_REQUIREMENTS_
Write out every entry precisely as given, leaving the pictures out.

_INFORMATION GIVEN_
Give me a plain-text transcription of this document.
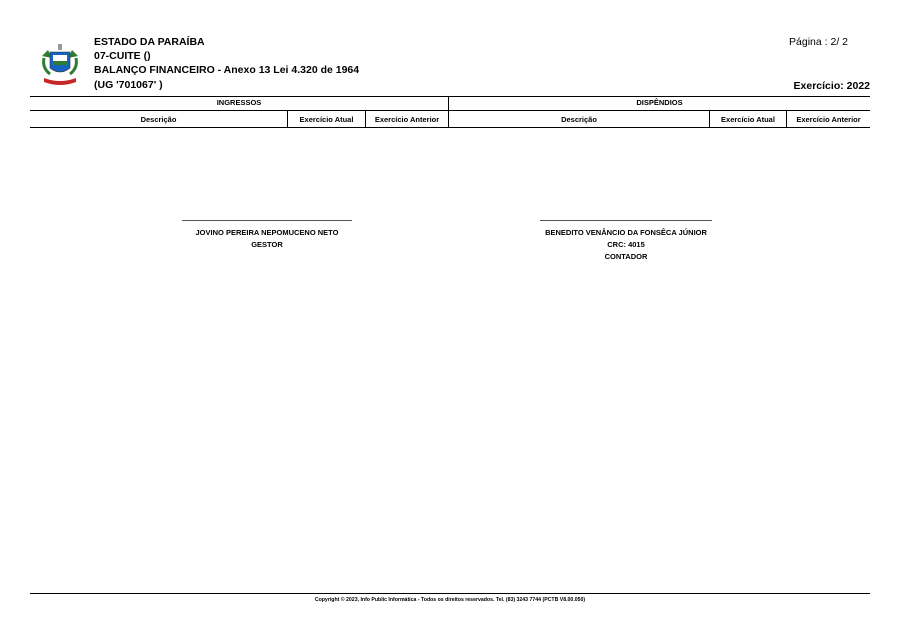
ESTADO DA PARAÍBA
07-CUITE ()
BALANÇO FINANCEIRO - Anexo 13 Lei 4.320 de 1964
(UG '701067' )
Página : 2/ 2
Exercício: 2022
INGRESSOS	DISPÊNDIOS
Descrição	Exercício Atual	Exercício Anterior	Descrição	Exercício Atual	Exercício Anterior
JOVINO PEREIRA NEPOMUCENO NETO
GESTOR
BENEDITO VENÂNCIO DA FONSÊCA JÚNIOR
CRC: 4015
CONTADOR
Copyright © 2023, Info Public Informática - Todos os direitos reservados. Tel. (83) 3243 7744 (PCTB V8.00.050)
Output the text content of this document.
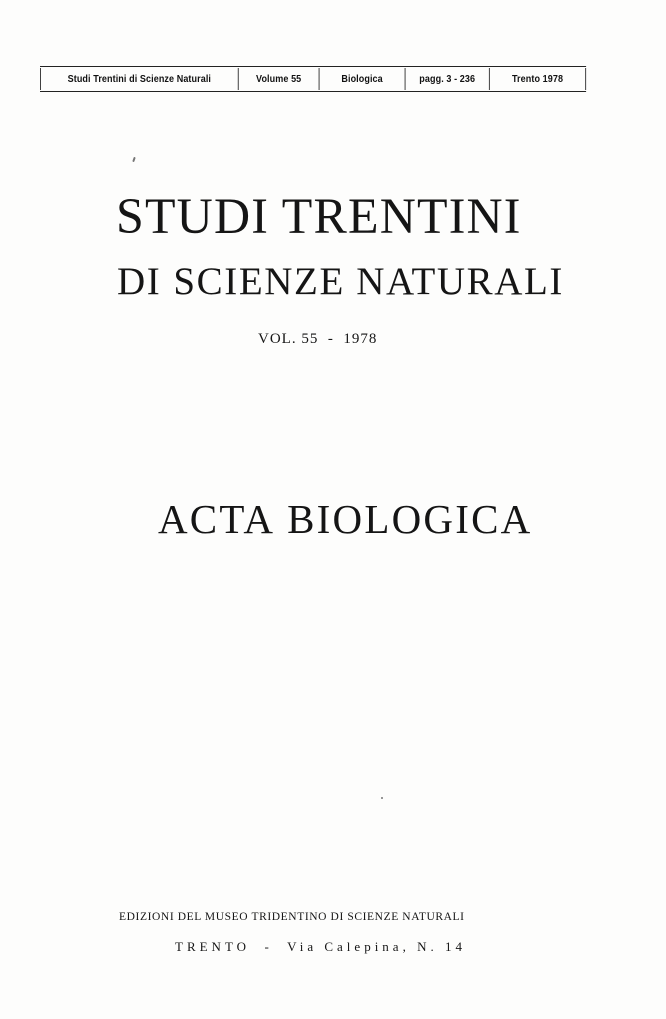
Studi Trentini di Scienze Naturali	Volume 55	Biologica	pagg. 3 - 236	Trento 1978
STUDI TRENTINI
DI SCIENZE NATURALI
VOL. 55  -  1978
ACTA BIOLOGICA
EDIZIONI DEL MUSEO TRIDENTINO DI SCIENZE NATURALI
TRENTO  -  Via Calepina, N. 14
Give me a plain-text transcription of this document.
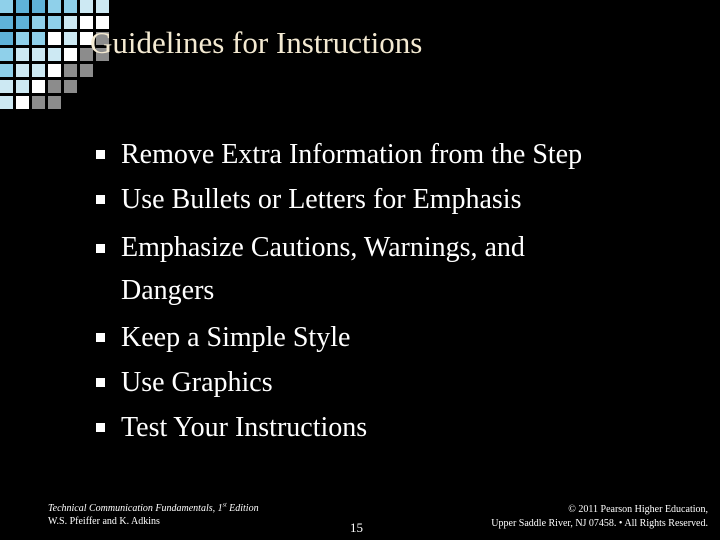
Guidelines for Instructions
Remove Extra Information from the Step
Use Bullets or Letters for Emphasis
Emphasize Cautions, Warnings, and Dangers
Keep a Simple Style
Use Graphics
Test Your Instructions
Technical Communication Fundamentals, 1st Edition
W.S. Pfeiffer and K. Adkins	15
© 2011 Pearson Higher Education,
Upper Saddle River, NJ 07458. • All Rights Reserved.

_ANSWER FOR THIS EXERCISE_
Give me a plain-text transcription of this document.
ESTADO DA PARAÍBA
07-CUITE ()
BALANÇO FINANCEIRO - Anexo 13 Lei 4.320 de 1964
(UG '701067' )
Página : 2/ 2
Exercício: 2022
INGRESSOS	DISPÊNDIOS
Descrição	Exercício Atual	Exercício Anterior	Descrição	Exercício Atual	Exercício Anterior
JOVINO PEREIRA NEPOMUCENO NETO
GESTOR
BENEDITO VENÂNCIO DA FONSÊCA JÚNIOR
CRC: 4015
CONTADOR
Copyright © 2023, Info Public Informática - Todos os direitos reservados. Tel. (83) 3243 7744 (PCTB V8.00.050)
Output the text content of this document.
Studi Trentini di Scienze Naturali	Volume 55	Biologica	pagg. 3 - 236	Trento 1978
STUDI TRENTINI
DI SCIENZE NATURALI
VOL. 55  -  1978
ACTA BIOLOGICA
EDIZIONI DEL MUSEO TRIDENTINO DI SCIENZE NATURALI
TRENTO  -  Via Calepina, N. 14
Give me a plain-text transcription of this document.
Guidelines for Instructions
Remove Extra Information from the Step
Use Bullets or Letters for Emphasis
Emphasize Cautions, Warnings, and Dangers
Keep a Simple Style
Use Graphics
Test Your Instructions
Technical Communication Fundamentals, 1st Edition
W.S. Pfeiffer and K. Adkins	15
© 2011 Pearson Higher Education,
Upper Saddle River, NJ 07458. • All Rights Reserved.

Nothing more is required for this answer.